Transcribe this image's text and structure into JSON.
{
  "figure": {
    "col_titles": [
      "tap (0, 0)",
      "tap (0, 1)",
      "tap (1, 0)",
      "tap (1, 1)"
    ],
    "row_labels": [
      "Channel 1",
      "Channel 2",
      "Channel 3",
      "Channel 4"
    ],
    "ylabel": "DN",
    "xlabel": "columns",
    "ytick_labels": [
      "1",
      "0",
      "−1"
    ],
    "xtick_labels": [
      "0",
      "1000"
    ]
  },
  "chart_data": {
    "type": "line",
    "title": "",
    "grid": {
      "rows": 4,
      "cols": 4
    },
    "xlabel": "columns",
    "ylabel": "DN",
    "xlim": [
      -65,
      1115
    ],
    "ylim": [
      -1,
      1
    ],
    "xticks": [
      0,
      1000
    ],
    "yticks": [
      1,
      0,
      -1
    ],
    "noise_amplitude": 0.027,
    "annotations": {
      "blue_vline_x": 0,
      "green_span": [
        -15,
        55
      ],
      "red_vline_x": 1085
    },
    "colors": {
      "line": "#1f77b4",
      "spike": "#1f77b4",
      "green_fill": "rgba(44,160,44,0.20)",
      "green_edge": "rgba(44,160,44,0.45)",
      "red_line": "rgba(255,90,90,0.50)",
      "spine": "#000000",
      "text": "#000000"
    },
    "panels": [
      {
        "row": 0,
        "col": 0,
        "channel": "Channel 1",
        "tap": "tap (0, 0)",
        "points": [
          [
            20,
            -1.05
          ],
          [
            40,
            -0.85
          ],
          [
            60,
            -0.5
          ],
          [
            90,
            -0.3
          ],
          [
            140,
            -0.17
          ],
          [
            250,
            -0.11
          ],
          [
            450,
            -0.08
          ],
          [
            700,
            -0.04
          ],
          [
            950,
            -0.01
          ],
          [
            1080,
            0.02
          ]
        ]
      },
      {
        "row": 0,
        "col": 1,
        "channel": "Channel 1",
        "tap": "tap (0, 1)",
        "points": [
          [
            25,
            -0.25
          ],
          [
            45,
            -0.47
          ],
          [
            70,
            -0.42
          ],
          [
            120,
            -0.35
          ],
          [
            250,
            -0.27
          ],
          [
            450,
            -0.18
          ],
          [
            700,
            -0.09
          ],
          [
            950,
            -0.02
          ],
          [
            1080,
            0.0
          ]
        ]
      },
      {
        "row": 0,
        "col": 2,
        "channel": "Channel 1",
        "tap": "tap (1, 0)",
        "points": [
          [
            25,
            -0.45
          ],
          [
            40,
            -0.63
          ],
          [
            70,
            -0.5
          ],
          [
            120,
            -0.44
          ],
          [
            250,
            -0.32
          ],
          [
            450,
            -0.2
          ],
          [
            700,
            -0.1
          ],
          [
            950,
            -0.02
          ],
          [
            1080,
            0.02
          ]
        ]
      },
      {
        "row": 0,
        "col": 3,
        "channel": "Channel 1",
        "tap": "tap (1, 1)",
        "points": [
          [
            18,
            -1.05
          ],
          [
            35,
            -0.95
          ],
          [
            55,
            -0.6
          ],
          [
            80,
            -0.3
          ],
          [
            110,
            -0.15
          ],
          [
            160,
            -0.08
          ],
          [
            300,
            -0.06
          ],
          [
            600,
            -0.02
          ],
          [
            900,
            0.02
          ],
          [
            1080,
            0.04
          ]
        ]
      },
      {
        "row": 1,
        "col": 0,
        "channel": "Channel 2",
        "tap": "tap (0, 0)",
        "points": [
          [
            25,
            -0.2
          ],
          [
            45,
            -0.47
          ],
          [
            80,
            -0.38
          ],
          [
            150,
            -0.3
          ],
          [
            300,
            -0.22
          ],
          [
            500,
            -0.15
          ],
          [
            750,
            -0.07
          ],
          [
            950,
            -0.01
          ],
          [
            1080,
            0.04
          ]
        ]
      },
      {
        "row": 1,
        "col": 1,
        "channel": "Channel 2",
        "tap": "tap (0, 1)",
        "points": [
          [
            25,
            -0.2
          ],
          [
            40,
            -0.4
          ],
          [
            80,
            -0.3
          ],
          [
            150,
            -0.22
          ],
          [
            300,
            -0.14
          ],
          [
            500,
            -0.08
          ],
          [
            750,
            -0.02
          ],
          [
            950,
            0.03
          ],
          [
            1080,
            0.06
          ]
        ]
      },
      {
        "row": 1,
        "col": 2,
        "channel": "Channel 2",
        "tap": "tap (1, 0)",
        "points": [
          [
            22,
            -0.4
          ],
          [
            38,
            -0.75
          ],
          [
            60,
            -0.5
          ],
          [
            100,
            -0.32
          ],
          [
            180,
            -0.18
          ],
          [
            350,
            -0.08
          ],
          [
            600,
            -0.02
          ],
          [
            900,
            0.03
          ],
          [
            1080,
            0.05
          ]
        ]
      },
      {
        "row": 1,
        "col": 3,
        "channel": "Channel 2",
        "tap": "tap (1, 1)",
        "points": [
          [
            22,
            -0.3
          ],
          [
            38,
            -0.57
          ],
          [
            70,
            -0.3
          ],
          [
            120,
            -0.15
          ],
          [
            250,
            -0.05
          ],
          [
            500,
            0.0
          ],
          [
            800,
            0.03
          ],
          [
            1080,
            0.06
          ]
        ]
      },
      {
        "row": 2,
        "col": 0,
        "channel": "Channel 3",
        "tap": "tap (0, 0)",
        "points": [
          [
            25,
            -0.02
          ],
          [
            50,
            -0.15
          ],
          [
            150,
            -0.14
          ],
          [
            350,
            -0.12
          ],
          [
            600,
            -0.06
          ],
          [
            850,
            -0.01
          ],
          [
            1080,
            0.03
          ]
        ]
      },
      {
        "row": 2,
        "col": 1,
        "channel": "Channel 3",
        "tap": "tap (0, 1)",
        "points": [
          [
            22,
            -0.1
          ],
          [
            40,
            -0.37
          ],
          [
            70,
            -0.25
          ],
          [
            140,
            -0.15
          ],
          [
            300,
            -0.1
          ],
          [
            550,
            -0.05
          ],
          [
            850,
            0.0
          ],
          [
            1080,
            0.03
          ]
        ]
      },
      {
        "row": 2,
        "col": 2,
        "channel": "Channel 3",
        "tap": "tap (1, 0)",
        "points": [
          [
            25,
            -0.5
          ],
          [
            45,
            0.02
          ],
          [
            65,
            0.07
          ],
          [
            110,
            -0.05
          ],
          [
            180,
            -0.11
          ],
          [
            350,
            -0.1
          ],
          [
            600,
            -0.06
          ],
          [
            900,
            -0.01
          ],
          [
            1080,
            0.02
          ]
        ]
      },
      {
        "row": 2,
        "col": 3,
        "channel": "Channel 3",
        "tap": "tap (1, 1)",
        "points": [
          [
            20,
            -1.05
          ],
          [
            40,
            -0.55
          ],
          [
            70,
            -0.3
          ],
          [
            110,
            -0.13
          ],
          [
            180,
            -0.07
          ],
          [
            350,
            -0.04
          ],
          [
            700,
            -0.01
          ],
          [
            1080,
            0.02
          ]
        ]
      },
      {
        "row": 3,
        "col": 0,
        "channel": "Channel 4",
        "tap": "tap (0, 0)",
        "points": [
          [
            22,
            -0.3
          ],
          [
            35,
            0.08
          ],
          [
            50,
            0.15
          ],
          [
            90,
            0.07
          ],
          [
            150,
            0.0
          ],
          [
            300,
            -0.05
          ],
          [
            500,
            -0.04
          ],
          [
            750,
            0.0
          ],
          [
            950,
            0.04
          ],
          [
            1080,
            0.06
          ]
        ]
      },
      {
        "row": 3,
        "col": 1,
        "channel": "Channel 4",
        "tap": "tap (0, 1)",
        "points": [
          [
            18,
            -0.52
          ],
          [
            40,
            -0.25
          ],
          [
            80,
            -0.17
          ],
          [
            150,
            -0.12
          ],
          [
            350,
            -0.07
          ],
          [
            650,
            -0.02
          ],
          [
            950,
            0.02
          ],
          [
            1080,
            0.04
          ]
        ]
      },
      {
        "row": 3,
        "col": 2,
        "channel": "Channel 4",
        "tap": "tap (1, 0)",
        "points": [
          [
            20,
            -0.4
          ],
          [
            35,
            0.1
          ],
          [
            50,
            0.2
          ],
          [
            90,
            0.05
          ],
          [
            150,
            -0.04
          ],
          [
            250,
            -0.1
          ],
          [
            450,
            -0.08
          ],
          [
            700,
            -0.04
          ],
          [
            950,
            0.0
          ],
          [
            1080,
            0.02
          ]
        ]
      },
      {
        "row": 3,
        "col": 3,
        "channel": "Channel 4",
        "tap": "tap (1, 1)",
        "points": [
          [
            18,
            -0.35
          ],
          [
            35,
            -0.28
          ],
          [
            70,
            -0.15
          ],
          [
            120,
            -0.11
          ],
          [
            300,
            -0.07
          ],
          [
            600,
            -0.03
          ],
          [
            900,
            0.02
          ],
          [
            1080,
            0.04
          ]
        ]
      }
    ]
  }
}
::::
**What you will do**
Extract each line holding the string "text".

**Solved exercise**
Transcribe this image's text and structure into JSON.
      "text": "#000000"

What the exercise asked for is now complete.